Search the material for the string "express" and copy each line where it occurs.
※ ※ ※
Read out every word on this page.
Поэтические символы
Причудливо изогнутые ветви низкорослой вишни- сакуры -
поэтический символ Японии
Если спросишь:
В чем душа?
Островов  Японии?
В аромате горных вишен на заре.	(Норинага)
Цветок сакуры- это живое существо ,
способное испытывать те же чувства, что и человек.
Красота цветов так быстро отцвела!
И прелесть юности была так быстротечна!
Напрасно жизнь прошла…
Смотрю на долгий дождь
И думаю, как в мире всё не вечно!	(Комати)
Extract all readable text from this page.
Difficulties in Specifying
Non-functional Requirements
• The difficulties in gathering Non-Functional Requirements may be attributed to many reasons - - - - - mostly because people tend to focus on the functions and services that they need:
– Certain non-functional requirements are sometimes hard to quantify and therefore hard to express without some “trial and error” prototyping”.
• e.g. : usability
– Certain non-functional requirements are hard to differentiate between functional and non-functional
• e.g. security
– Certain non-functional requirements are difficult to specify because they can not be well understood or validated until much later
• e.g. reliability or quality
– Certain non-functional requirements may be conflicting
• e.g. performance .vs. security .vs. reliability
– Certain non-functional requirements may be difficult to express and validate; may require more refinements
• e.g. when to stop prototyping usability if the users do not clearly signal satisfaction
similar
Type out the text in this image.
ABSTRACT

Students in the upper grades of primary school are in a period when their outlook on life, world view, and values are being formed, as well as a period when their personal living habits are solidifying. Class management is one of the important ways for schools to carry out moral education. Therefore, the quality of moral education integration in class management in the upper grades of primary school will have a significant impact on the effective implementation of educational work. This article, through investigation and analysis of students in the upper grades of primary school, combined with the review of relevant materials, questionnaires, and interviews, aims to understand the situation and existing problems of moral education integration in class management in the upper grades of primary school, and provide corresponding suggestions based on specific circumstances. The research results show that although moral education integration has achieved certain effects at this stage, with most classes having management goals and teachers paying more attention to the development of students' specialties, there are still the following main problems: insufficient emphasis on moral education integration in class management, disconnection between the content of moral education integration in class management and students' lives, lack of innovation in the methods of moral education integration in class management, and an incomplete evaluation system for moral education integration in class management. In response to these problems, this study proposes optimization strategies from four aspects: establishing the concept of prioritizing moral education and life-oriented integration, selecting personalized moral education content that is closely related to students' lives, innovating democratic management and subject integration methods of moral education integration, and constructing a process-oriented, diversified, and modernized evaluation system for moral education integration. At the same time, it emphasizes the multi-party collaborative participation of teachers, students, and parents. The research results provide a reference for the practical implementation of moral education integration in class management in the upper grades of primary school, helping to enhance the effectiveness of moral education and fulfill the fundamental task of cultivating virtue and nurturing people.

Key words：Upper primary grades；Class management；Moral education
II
※ ※ ※
- Reply to the exercise
– Certain non-functional requirements are sometimes hard to quantify and therefore hard to express without some “trial and error” prototyping”.
– Certain non-functional requirements may be difficult to express and validate; may require more refinements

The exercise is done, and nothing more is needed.